# START OF Materials provided

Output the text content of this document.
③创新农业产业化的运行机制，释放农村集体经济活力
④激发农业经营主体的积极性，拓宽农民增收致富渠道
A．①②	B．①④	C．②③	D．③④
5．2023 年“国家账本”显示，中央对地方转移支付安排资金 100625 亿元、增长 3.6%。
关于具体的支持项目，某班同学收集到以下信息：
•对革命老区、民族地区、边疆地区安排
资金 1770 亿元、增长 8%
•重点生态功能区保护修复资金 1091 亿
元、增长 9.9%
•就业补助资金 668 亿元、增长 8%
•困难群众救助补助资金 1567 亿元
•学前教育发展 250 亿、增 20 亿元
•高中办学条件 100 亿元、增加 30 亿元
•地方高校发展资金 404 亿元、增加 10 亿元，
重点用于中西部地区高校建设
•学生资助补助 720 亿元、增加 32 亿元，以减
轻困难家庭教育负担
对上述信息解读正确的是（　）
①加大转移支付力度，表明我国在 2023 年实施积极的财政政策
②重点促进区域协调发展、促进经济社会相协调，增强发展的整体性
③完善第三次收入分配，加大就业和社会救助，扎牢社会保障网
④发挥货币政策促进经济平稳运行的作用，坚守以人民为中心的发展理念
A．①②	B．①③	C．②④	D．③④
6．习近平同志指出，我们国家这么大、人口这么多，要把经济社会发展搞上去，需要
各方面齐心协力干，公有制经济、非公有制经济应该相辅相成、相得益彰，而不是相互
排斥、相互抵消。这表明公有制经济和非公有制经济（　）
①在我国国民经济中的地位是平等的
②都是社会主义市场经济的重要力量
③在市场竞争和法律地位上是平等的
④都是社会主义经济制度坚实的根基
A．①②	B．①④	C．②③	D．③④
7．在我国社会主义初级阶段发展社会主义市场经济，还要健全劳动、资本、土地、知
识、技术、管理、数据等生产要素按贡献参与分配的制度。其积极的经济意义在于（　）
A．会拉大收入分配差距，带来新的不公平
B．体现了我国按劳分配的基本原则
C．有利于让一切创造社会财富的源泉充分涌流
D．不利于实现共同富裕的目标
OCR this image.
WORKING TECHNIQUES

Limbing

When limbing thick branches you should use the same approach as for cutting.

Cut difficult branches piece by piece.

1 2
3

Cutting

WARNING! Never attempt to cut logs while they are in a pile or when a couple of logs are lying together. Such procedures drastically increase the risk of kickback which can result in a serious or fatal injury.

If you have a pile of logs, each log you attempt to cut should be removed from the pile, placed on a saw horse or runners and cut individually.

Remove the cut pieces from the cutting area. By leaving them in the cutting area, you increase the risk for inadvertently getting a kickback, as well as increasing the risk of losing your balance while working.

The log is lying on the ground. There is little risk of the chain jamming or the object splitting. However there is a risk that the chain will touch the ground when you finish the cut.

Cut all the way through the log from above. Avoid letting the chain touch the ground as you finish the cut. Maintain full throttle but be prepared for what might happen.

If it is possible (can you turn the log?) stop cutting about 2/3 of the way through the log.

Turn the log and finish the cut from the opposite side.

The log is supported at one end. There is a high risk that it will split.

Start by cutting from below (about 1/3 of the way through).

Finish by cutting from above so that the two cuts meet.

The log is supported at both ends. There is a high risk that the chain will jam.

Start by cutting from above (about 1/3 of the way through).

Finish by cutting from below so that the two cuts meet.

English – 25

# END OF Materials provided

What the task requires: Everything in the listing above should be restated exactly.

Response for this exercise:
Output the text content of this document.
③创新农业产业化的运行机制，释放农村集体经济活力
④激发农业经营主体的积极性，拓宽农民增收致富渠道
A．①②	B．①④	C．②③	D．③④
5．2023 年“国家账本”显示，中央对地方转移支付安排资金 100625 亿元、增长 3.6%。
关于具体的支持项目，某班同学收集到以下信息：
•对革命老区、民族地区、边疆地区安排
资金 1770 亿元、增长 8%
•重点生态功能区保护修复资金 1091 亿
元、增长 9.9%
•就业补助资金 668 亿元、增长 8%
•困难群众救助补助资金 1567 亿元
•学前教育发展 250 亿、增 20 亿元
•高中办学条件 100 亿元、增加 30 亿元
•地方高校发展资金 404 亿元、增加 10 亿元，
重点用于中西部地区高校建设
•学生资助补助 720 亿元、增加 32 亿元，以减
轻困难家庭教育负担
对上述信息解读正确的是（　）
①加大转移支付力度，表明我国在 2023 年实施积极的财政政策
②重点促进区域协调发展、促进经济社会相协调，增强发展的整体性
③完善第三次收入分配，加大就业和社会救助，扎牢社会保障网
④发挥货币政策促进经济平稳运行的作用，坚守以人民为中心的发展理念
A．①②	B．①③	C．②④	D．③④
6．习近平同志指出，我们国家这么大、人口这么多，要把经济社会发展搞上去，需要
各方面齐心协力干，公有制经济、非公有制经济应该相辅相成、相得益彰，而不是相互
排斥、相互抵消。这表明公有制经济和非公有制经济（　）
①在我国国民经济中的地位是平等的
②都是社会主义市场经济的重要力量
③在市场竞争和法律地位上是平等的
④都是社会主义经济制度坚实的根基
A．①②	B．①④	C．②③	D．③④
7．在我国社会主义初级阶段发展社会主义市场经济，还要健全劳动、资本、土地、知
识、技术、管理、数据等生产要素按贡献参与分配的制度。其积极的经济意义在于（　）
A．会拉大收入分配差距，带来新的不公平
B．体现了我国按劳分配的基本原则
C．有利于让一切创造社会财富的源泉充分涌流
D．不利于实现共同富裕的目标
OCR this image.
WORKING TECHNIQUES

Limbing

When limbing thick branches you should use the same approach as for cutting.

Cut difficult branches piece by piece.

1 2
3

Cutting

WARNING! Never attempt to cut logs while they are in a pile or when a couple of logs are lying together. Such procedures drastically increase the risk of kickback which can result in a serious or fatal injury.

If you have a pile of logs, each log you attempt to cut should be removed from the pile, placed on a saw horse or runners and cut individually.

Remove the cut pieces from the cutting area. By leaving them in the cutting area, you increase the risk for inadvertently getting a kickback, as well as increasing the risk of losing your balance while working.

The log is lying on the ground. There is little risk of the chain jamming or the object splitting. However there is a risk that the chain will touch the ground when you finish the cut.

Cut all the way through the log from above. Avoid letting the chain touch the ground as you finish the cut. Maintain full throttle but be prepared for what might happen.

If it is possible (can you turn the log?) stop cutting about 2/3 of the way through the log.

Turn the log and finish the cut from the opposite side.

The log is supported at one end. There is a high risk that it will split.

Start by cutting from below (about 1/3 of the way through).

Finish by cutting from above so that the two cuts meet.

The log is supported at both ends. There is a high risk that the chain will jam.

Start by cutting from above (about 1/3 of the way through).

Finish by cutting from below so that the two cuts meet.

English – 25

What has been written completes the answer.